■ **WORK TO DO**
- a) In the Transformer attention article, give everything from "Transformer Upgrade Journey: 5." down to "an infinite-dimensional Linear Attention." again, but switch "Google" to "Google Research".
- b) According to the Transformer attention article, how do the author's two schemes differ from Performer's random projection?
- c) Continue the article on standard Attention as infinite-dimensional Linear Attention from the point where it stops.

■ **SOURCE EXCERPT**
>> BEGIN

Transformer Upgrade Journey: 5. Standard Attention as Infinite-Dimensional Linear Attention

By 苏剑林 | August 06, 2021

In "Performer: Linearizing Attention Complexity with Random Projections", we learned about the Performer model proposed by Google. It introduces a random projection scheme that can transform standard Attention into Linear Attention while maintaining a certain level of approximation. Theoretically, as long as the projection dimension is large enough, it can sufficiently approximate standard Attention. In other words, standard Attention can be viewed as an infinite-dimensional Linear Attention.

This article will introduce two other ideas I conceived for converting standard Attention into infinite-dimensional Linear Attention. Unlike the random projection of Performer, these two schemes are deterministic and allow for a more intuitive perception of the degree of approximation.

>> END

■ **DATASET RECORDS**

>> BEGIN

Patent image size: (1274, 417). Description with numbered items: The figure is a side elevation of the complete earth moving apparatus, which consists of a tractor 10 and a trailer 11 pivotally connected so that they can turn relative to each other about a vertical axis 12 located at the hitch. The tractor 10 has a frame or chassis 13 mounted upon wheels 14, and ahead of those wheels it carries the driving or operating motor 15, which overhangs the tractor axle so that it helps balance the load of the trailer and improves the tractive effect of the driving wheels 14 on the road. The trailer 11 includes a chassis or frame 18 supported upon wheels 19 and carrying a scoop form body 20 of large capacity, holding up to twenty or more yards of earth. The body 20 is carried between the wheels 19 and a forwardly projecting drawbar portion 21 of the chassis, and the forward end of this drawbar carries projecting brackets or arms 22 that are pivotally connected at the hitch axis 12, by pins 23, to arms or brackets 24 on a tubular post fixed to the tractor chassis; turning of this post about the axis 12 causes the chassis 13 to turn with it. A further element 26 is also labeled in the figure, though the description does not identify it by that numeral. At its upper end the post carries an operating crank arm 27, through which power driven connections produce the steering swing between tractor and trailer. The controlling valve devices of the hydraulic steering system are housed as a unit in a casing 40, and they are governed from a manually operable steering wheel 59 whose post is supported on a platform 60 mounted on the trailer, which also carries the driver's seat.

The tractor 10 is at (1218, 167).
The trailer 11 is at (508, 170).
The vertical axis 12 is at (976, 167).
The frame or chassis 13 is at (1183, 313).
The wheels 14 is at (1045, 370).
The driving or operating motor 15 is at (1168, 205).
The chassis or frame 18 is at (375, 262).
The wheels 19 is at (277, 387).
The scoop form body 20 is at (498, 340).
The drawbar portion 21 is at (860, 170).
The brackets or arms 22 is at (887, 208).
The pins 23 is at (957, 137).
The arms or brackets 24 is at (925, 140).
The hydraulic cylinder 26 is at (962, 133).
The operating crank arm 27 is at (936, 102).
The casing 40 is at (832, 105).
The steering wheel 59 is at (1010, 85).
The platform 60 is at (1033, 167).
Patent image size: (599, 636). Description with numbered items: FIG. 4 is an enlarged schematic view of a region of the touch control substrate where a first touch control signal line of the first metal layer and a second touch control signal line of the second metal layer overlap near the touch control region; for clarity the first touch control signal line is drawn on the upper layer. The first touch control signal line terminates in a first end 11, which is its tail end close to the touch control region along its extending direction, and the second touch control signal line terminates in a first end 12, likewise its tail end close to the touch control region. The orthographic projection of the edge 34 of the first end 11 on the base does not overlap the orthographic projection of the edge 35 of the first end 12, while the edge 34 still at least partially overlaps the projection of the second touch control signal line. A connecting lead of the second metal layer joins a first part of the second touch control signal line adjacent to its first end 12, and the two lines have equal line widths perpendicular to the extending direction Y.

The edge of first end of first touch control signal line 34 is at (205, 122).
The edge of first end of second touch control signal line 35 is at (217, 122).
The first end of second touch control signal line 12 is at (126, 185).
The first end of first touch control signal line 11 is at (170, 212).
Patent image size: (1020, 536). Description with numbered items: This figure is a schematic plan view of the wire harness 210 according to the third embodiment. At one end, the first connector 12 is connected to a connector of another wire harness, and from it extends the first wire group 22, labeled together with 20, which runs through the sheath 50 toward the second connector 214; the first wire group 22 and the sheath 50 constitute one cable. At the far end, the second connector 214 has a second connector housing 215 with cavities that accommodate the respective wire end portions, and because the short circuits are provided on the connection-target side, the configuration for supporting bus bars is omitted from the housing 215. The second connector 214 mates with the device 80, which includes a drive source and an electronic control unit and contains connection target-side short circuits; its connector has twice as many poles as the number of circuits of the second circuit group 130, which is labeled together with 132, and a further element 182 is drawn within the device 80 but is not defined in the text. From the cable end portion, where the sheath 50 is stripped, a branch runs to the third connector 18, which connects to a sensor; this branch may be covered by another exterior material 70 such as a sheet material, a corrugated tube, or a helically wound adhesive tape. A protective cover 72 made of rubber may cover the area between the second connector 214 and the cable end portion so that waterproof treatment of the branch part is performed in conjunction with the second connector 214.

>> END

■ **ANSWERS TO THE PROBLEMS**
- a)
Transformer Upgrade Journey: 5. Standard Attention as Infinite-Dimensional Linear Attention

By 苏剑林 | August 06, 2021

In "Performer: Linearizing Attention Complexity with Random Projections", we learned about the Performer model proposed by Google Research. It introduces a random projection scheme that can transform standard Attention into Linear Attention while maintaining a certain level of approximation. Theoretically, as long as the projection dimension is large enough, it can sufficiently approximate standard Attention. In other words, standard Attention can be viewed as an infinite-dimensional Linear Attention.

- b) They are deterministic and give a more intuitive sense of how close the approximation is.

- c)
Brief Introduction

Regarding standard Attention and Linear Attention, I won't go into too much detail here. Readers who are not yet familiar can refer to my previous articles "Exploring Linear Attention: Does Attention Must Have a Softmax?" and "Transformer Upgrade Journey: 3. From Performer to Linear Attention". Briefly, the calculation method for standard Attention is:

\begin{equation}a_{i,j}=\frac{e^{\boldsymbol{q}_i\cdot \boldsymbol{k}_j}}{\sum\limits_j e^{\boldsymbol{q}_i\cdot \boldsymbol{k}_j}}\end{equation}

While the calculation method for Linear Attention is:

\begin{equation}a_{i,j}=\frac{\phi(\boldsymbol{q}_i)\cdot \varphi(\boldsymbol{k}_j)}{\sum\limits_j \phi(\boldsymbol{q}_i)\cdot \varphi(\boldsymbol{k}_j)}\end{equation}

Therefore, to (approximately) transform standard Attention into Linear Attention, one generally needs to find transformations $\phi, \varphi$ such that there is an approximation:

\begin{equation}\phi(\boldsymbol{q})\cdot \varphi(\boldsymbol{k})\approx e^{\boldsymbol{q}\cdot \boldsymbol{k}}\end{equation}

In this context, $e^{\boldsymbol{q}\cdot \boldsymbol{k}}$ is the "kernel function" in kernel methods.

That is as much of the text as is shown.